— THE PROBLEM —
Report all lines holding "them".

— DATA SHOWN —

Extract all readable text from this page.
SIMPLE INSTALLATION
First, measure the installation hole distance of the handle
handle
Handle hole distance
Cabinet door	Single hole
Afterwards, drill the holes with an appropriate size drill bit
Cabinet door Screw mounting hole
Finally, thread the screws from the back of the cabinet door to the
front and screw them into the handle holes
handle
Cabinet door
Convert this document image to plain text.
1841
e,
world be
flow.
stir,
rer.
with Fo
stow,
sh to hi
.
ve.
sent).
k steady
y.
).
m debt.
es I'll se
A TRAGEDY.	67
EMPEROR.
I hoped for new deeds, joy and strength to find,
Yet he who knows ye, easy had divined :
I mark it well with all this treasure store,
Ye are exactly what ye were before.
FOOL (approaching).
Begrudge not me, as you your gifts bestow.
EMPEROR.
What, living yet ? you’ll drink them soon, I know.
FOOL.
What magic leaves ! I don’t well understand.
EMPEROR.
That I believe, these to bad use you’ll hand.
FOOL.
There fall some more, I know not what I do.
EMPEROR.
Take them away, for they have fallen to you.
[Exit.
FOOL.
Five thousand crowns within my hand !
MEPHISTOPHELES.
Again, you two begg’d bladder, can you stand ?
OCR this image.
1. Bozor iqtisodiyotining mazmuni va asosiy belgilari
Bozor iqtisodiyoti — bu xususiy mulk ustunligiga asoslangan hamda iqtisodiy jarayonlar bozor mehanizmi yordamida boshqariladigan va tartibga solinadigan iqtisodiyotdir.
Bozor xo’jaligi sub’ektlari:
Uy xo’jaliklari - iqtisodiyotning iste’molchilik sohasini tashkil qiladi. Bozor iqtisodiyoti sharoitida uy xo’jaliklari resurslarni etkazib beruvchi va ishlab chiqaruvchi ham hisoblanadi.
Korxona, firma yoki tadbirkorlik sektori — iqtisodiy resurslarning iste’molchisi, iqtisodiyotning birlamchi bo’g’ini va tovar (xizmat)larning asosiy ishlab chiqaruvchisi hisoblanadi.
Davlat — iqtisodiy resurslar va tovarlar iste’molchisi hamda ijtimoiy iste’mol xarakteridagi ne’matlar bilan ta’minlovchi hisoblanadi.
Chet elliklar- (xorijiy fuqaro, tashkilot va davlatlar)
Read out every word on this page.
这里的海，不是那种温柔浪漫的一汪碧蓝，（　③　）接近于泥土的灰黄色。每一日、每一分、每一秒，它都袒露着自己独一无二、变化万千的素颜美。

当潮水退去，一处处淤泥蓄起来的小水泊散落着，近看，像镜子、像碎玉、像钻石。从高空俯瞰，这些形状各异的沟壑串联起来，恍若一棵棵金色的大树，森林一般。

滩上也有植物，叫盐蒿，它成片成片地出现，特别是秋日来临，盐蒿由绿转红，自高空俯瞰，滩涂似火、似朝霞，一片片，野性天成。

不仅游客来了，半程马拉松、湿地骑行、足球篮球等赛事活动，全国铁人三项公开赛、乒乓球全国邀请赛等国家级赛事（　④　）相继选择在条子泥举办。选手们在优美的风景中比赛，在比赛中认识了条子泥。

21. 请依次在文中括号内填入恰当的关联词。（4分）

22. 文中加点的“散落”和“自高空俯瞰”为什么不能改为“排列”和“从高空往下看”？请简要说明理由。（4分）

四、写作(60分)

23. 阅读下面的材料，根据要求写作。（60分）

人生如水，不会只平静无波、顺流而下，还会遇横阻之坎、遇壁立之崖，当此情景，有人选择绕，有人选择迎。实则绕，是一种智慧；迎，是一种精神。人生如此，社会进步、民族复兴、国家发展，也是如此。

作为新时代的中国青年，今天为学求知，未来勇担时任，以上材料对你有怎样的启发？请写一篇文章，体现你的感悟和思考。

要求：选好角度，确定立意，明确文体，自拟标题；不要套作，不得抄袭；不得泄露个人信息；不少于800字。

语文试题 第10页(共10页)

— EXERCISE SOLUTION —
front and screw them into the handle holes
What, living yet ? you’ll drink them soon, I know.
Take them away, for they have fallen to you.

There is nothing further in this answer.